_EXTRACTED TEXT_

I miss the old fashioned non-animated and simple banners. Sadly those don't pay anything nowadays, which is why many forums (including this one) have a premie level that turfs them.

Also some browsers come default with an blocker, like the Brave one.

Newspaper sites are a lot worse though in the ad department.


----------



## billsharpe (Jan 25, 2007)

I have been using Adblock on this site for several years now. The ads were just too annoying in the message windows.


----------



## Rich (Feb 22, 2007)

billsharpe said:


> I have been using Adblock on this site for several years now. The ads were just too annoying in the message windows.


Join and the ads go away.

Rich


----------



## Eva (Nov 8, 2013)

billsharpe said:


> I have been using Adblock on this site for several years now. The ads were just too annoying in the message windows.


You're missing the food ads! 

I use the ad block thing sparingly on some of the sites I visit. Since not everyone does the premie thing or not able too, those ads (including the food ones that make you hungry) help pay for the server hamsters.

Here I use it to block Vigilink since my screen reader goes nuts and causing the browser to go somewhere else.


----------



## billsharpe (Jan 25, 2007)

Rich said:


> Join and the ads go away.
> 
> Rich


I understand that. However I am no longer a satellite subscriber so my interest in this forum is only for a few of the topics.


----------

_SOURCE EXCERPT_
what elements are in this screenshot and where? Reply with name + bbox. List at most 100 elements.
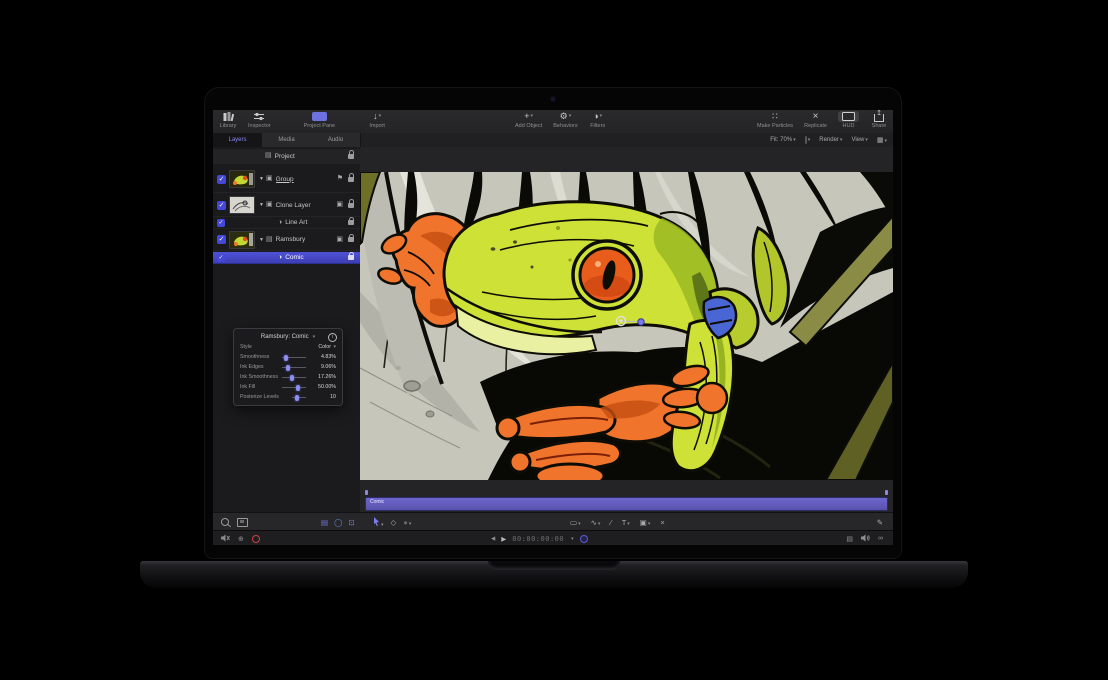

_WORK TO COMPLETE_
**A.** Say whether each statement agrees with the ad-blocking forum thread, and quote the words that decide it: (i) billsharpe has used Adblock on the site for several years; (ii) Eva never uses an ad blocker; (iii) billsharpe is still a satellite subscriber.
**B.** Return the stretch of the ad-blocking forum thread from "I use the ad" through "the server hamsters.".
**C.** In the ad-blocking forum thread, what does Rich say makes the ads go away?
The lines have no connection to the ad-blocking forum thread.

_OUTPUTS BY TASK_
**A.**
(i) Yes: "I have been using Adblock on this site for several years now."
(ii) No: "I use the ad block thing sparingly on some of the sites I visit."
(iii) No: "I am no longer a satellite subscriber"

**B.**
I use the ad block thing sparingly on some of the sites I visit. Since not everyone does the premie thing or not able too, those ads (including the food ones that make you hungry) help pay for the server hamsters.

**C.** Joining makes the ads go away.